> **REQUEST**
Look through the lines below and extract each one that contains "JSON".

> **RECORDS FOR THE EXERCISE**
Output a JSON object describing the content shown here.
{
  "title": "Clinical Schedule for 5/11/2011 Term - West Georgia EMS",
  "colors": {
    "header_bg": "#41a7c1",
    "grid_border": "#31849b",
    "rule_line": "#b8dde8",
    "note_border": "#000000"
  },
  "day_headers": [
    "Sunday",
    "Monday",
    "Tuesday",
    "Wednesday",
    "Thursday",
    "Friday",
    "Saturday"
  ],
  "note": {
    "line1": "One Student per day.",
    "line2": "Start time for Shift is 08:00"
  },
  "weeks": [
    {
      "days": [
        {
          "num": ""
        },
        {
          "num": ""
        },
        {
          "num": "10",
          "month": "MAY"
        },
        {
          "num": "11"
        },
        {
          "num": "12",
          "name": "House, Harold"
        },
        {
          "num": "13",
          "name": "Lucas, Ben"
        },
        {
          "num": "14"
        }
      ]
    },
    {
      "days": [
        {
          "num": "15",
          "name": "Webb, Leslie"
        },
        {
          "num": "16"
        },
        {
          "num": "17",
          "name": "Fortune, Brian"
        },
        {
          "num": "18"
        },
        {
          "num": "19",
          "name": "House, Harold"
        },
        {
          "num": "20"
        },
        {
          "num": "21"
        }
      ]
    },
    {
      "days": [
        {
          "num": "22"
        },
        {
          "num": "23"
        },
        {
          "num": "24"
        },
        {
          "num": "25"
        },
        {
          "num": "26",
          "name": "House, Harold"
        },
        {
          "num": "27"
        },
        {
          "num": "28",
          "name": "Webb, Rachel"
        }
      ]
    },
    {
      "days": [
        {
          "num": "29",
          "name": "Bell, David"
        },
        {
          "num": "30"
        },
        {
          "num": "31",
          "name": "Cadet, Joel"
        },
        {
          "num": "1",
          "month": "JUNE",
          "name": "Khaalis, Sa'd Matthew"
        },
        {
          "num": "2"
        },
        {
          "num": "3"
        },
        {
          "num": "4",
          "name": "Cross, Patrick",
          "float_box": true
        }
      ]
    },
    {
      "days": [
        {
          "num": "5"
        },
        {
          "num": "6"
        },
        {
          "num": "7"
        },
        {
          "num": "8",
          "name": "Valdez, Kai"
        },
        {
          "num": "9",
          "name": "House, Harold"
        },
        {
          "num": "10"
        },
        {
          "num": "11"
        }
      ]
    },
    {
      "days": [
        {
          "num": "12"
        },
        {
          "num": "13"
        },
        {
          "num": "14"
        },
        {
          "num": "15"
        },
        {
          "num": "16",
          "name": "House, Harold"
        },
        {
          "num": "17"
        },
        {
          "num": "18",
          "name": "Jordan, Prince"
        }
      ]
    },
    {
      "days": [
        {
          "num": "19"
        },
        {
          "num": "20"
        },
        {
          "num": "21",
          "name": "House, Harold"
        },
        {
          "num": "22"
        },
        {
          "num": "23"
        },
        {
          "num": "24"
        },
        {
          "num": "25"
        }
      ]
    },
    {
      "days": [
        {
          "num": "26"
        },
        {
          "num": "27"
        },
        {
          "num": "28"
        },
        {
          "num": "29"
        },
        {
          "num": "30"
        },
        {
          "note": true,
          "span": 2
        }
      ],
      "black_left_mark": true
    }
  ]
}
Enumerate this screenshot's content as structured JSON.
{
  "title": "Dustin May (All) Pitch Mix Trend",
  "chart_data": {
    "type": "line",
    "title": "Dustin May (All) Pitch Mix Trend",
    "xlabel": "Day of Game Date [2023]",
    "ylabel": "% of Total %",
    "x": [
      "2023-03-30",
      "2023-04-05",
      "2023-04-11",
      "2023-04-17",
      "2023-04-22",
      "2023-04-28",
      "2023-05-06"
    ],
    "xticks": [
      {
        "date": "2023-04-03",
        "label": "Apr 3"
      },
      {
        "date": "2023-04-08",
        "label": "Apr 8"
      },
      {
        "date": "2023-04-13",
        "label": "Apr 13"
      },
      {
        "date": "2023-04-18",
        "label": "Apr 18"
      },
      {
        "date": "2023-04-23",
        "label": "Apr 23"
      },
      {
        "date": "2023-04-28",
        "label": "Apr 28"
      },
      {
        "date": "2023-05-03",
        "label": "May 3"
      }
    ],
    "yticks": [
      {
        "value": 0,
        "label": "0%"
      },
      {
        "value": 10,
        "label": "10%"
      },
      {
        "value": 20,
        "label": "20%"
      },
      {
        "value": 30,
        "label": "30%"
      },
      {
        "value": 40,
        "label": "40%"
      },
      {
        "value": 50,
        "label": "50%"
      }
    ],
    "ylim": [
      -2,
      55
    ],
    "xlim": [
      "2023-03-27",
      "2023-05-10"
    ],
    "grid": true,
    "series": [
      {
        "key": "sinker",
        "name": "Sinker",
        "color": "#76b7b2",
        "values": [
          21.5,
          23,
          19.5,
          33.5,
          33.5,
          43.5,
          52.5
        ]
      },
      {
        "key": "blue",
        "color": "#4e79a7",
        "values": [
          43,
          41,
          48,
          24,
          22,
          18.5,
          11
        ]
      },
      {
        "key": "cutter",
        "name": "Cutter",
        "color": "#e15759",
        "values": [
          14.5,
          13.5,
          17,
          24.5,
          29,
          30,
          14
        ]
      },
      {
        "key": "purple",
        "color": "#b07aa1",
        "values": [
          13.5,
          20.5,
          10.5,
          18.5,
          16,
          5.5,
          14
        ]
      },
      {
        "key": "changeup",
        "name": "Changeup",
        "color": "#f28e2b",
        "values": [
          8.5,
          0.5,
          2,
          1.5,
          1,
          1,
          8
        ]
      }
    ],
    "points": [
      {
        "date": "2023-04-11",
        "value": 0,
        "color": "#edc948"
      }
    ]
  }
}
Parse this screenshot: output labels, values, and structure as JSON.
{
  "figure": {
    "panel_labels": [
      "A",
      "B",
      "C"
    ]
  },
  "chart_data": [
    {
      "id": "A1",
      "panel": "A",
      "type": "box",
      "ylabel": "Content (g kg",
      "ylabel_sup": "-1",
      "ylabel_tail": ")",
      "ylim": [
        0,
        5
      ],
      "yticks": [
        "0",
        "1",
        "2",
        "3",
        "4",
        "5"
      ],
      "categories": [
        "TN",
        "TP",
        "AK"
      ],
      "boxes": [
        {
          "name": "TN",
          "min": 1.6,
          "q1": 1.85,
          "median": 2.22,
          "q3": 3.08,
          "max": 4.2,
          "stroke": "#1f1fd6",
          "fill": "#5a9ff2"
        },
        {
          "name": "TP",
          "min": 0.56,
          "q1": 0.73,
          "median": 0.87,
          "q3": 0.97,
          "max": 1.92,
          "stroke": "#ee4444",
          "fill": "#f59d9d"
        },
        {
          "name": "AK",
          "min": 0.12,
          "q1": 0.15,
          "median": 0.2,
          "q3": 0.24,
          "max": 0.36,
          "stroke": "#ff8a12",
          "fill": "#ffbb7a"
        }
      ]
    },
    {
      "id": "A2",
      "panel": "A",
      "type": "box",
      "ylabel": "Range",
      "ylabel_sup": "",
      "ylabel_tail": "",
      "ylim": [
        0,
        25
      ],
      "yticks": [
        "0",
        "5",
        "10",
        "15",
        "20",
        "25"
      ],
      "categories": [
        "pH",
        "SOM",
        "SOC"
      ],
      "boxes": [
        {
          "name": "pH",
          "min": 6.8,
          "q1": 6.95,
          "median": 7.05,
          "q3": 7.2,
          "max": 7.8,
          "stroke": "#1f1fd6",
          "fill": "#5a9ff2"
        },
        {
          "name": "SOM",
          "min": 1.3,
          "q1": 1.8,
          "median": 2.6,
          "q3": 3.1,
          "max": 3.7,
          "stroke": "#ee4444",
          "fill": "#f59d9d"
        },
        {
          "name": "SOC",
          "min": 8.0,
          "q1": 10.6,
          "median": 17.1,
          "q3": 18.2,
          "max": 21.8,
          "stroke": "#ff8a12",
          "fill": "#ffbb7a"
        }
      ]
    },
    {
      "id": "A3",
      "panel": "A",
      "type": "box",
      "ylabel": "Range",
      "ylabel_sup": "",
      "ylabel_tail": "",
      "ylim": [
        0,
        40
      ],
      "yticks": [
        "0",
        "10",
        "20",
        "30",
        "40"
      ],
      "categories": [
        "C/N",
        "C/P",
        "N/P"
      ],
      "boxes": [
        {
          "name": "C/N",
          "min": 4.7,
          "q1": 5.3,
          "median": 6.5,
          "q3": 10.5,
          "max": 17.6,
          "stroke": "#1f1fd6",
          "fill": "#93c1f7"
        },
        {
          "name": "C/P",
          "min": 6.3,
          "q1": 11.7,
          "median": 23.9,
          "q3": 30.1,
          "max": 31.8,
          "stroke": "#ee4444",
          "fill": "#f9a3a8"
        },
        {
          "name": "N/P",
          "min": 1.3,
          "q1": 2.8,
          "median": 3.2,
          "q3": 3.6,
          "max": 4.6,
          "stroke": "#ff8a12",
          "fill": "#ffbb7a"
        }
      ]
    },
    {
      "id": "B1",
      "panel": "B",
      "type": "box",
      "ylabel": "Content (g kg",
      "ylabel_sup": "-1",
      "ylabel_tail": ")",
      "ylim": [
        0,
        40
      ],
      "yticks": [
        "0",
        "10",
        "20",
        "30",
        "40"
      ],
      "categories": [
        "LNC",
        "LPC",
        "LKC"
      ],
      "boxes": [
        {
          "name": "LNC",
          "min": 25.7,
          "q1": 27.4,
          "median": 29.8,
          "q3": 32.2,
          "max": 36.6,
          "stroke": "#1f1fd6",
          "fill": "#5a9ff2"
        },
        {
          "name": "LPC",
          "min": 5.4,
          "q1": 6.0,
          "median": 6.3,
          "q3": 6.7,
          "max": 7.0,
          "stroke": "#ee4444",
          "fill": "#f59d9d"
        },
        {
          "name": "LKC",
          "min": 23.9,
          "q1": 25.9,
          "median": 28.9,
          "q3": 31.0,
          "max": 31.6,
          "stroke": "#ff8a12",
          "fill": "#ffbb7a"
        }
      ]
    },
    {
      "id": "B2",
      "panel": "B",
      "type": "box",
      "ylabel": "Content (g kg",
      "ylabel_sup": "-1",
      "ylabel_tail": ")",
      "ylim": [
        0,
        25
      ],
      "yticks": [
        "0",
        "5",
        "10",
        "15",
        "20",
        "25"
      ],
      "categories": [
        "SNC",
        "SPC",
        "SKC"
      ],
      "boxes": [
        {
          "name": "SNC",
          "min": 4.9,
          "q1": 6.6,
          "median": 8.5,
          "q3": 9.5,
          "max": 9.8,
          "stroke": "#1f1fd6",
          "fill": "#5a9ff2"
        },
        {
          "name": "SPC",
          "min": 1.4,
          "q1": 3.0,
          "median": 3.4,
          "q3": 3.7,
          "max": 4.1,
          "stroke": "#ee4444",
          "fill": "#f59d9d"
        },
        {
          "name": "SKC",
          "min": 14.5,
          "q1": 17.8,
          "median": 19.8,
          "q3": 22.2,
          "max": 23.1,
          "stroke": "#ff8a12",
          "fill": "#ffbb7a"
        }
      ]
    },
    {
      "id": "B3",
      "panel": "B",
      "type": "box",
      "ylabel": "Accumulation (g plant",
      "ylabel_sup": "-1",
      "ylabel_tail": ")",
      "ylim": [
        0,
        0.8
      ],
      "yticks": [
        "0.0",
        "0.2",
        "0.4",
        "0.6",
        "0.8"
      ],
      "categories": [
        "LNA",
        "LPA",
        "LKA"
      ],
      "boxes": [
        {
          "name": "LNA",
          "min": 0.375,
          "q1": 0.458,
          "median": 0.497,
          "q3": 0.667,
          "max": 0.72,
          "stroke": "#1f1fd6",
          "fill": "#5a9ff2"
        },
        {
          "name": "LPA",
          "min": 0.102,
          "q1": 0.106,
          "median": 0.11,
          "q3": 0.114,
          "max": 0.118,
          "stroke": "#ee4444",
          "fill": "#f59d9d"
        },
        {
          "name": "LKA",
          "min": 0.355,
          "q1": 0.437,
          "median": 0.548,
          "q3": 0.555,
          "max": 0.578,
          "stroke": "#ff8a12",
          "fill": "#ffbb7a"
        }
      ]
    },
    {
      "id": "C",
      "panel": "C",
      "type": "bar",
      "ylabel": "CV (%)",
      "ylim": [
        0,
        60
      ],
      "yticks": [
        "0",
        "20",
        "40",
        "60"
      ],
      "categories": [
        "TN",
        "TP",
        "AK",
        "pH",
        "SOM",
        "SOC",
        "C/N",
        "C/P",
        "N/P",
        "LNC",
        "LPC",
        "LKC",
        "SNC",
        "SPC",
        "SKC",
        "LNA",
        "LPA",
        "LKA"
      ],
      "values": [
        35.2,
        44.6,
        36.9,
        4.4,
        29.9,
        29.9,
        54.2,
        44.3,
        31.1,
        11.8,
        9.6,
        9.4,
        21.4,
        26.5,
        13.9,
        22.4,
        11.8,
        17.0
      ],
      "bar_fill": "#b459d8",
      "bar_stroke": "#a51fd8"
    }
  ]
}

> **EXERCISE SOLUTION**
Output a JSON object describing the content shown here.
Enumerate this screenshot's content as structured JSON.
Parse this screenshot: output labels, values, and structure as JSON.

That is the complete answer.